SUPPLIED RECORDS:
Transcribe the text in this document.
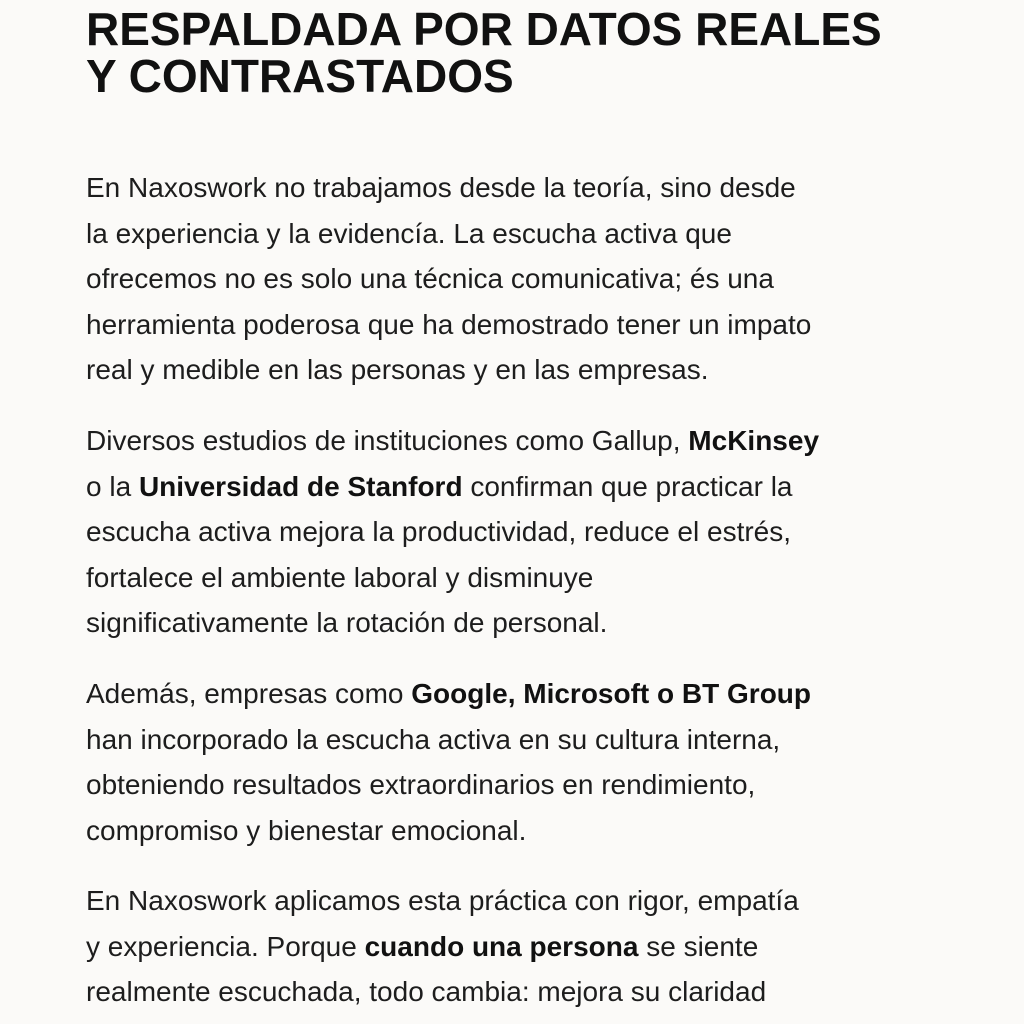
RESPALDADA POR DATOS REALES
Y CONTRASTADOS

En Naxoswork no trabajamos desde la teoría, sino desde
la experiencia y la evidencía. La escucha activa que
ofrecemos no es solo una técnica comunicativa; és una
herramienta poderosa que ha demostrado tener un impato
real y medible en las personas y en las empresas.

Diversos estudios de instituciones como Gallup, McKinsey
o la Universidad de Stanford confirman que practicar la
escucha activa mejora la productividad, reduce el estrés,
fortalece el ambiente laboral y disminuye
significativamente la rotación de personal.

Además, empresas como Google, Microsoft o BT Group
han incorporado la escucha activa en su cultura interna,
obteniendo resultados extraordinarios en rendimiento,
compromiso y bienestar emocional.

En Naxoswork aplicamos esta práctica con rigor, empatía
y experiencia. Porque cuando una persona se siente
realmente escuchada, todo cambia: mejora su claridad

TASK DIRECTIONS: Quote the material in full and exactly; do not carry over its pictures.

COMPLETE RESPONSE:
Transcribe the text in this document.
RESPALDADA POR DATOS REALES
Y CONTRASTADOS

En Naxoswork no trabajamos desde la teoría, sino desde
la experiencia y la evidencía. La escucha activa que
ofrecemos no es solo una técnica comunicativa; és una
herramienta poderosa que ha demostrado tener un impato
real y medible en las personas y en las empresas.

Diversos estudios de instituciones como Gallup, McKinsey
o la Universidad de Stanford confirman que practicar la
escucha activa mejora la productividad, reduce el estrés,
fortalece el ambiente laboral y disminuye
significativamente la rotación de personal.

Además, empresas como Google, Microsoft o BT Group
han incorporado la escucha activa en su cultura interna,
obteniendo resultados extraordinarios en rendimiento,
compromiso y bienestar emocional.

En Naxoswork aplicamos esta práctica con rigor, empatía
y experiencia. Porque cuando una persona se siente
realmente escuchada, todo cambia: mejora su claridad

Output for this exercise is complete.